Recorded data.
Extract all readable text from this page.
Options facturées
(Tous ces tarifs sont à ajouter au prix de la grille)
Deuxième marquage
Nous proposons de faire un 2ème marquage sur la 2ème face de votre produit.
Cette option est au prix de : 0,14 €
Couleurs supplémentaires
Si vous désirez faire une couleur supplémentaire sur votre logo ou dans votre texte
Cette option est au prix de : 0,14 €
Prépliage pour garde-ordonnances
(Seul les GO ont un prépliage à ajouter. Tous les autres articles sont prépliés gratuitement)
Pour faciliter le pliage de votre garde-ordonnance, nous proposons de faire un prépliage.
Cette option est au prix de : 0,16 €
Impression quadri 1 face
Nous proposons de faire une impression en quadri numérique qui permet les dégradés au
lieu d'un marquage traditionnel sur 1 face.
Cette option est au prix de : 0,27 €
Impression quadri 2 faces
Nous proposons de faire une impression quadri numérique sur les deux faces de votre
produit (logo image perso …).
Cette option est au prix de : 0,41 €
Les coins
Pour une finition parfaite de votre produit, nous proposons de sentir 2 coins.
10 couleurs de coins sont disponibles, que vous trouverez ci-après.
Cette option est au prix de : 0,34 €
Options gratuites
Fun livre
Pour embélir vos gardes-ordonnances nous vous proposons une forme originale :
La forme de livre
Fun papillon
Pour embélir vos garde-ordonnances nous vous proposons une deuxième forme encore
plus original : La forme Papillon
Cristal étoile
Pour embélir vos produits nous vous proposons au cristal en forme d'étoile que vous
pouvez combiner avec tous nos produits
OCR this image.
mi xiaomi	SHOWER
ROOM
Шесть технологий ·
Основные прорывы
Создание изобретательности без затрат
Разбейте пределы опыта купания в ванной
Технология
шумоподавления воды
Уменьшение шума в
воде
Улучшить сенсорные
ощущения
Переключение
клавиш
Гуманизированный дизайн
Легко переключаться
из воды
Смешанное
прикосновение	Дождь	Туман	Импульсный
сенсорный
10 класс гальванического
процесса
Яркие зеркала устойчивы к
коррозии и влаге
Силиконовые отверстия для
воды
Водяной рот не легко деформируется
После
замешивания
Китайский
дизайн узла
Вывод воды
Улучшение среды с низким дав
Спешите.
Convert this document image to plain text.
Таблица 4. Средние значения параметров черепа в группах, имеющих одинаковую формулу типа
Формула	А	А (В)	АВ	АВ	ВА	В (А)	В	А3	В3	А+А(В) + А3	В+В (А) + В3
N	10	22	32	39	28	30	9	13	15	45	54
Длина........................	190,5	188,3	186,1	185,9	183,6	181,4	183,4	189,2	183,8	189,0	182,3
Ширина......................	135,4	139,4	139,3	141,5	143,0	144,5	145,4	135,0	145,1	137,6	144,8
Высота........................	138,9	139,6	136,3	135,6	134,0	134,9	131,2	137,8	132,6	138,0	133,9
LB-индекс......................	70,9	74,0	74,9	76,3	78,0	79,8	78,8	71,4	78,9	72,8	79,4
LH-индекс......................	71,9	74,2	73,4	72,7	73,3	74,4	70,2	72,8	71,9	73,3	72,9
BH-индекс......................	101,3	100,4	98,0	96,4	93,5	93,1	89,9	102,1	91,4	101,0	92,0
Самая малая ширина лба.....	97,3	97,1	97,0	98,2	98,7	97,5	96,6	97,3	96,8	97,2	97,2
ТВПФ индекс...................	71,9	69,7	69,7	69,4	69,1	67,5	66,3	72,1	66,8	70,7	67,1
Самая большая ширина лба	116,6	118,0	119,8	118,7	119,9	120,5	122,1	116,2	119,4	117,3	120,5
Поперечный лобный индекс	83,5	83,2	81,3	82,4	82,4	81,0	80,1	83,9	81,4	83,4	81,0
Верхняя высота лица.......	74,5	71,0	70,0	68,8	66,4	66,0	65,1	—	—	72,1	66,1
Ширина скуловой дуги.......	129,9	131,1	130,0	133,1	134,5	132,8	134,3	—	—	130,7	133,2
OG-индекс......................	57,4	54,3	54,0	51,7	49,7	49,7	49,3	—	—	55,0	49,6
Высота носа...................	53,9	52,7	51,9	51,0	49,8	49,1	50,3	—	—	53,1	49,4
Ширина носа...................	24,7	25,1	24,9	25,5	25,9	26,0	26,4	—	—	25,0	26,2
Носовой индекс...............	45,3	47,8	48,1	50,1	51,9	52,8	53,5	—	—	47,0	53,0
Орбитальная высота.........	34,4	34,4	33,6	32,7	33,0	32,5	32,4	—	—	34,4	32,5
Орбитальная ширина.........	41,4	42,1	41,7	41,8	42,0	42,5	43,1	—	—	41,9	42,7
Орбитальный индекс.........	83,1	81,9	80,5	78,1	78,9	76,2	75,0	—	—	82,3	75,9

Job. For each line above that contains the word "faire", copy that line.

Finished exercise.
Nous proposons de faire un 2ème marquage sur la 2ème face de votre produit.
Si vous désirez faire une couleur supplémentaire sur votre logo ou dans votre texte
Pour faciliter le pliage de votre garde-ordonnance, nous proposons de faire un prépliage.
Nous proposons de faire une impression en quadri numérique qui permet les dégradés au
Nous proposons de faire une impression quadri numérique sur les deux faces de votre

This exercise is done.